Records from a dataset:
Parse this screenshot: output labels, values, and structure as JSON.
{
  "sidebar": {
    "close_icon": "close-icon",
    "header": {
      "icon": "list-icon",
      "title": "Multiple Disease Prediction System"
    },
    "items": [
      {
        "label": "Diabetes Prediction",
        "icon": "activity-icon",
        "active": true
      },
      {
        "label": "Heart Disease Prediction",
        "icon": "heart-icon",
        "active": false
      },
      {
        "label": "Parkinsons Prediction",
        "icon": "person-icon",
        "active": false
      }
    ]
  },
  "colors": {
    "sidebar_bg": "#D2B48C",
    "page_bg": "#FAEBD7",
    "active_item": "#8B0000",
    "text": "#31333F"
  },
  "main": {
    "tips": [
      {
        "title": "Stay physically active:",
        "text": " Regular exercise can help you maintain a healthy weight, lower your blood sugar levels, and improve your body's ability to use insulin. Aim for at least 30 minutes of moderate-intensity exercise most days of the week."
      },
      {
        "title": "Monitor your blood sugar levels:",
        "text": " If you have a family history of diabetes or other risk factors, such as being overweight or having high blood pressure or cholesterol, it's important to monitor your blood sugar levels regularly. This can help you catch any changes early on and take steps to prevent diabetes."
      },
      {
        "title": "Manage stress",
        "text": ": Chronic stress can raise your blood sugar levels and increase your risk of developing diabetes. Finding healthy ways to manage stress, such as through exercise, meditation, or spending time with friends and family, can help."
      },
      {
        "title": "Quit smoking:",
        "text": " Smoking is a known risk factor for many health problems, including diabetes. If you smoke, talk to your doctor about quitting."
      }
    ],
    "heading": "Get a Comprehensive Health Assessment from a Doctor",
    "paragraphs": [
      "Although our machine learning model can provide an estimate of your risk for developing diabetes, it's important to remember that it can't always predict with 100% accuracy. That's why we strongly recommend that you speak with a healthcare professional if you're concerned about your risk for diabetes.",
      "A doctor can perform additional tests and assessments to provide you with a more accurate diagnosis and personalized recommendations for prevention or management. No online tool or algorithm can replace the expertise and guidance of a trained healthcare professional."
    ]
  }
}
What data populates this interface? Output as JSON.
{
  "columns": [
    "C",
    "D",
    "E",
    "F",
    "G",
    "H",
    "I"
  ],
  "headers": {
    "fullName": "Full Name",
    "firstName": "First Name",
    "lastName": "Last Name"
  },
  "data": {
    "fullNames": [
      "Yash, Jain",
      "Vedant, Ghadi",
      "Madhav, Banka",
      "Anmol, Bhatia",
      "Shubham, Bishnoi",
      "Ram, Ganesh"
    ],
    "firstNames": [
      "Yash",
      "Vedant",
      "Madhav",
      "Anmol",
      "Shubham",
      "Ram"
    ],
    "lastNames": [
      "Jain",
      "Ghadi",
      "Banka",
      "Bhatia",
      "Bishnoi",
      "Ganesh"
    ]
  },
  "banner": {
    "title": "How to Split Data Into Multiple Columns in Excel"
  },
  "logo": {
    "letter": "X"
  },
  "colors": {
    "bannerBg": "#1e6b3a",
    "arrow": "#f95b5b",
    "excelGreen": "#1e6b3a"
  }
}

▶ What is needed:
Show all lines from the records above where the word "blood" occurs.

▶ Finished task:
        "text": " Regular exercise can help you maintain a healthy weight, lower your blood sugar levels, and improve your body's ability to use insulin. Aim for at least 30 minutes of moderate-intensity exercise most days of the week."
        "title": "Monitor your blood sugar levels:",
        "text": " If you have a family history of diabetes or other risk factors, such as being overweight or having high blood pressure or cholesterol, it's important to monitor your blood sugar levels regularly. This can help you catch any changes early on and take steps to prevent diabetes."
        "text": ": Chronic stress can raise your blood sugar levels and increase your risk of developing diabetes. Finding healthy ways to manage stress, such as through exercise, meditation, or spending time with friends and family, can help."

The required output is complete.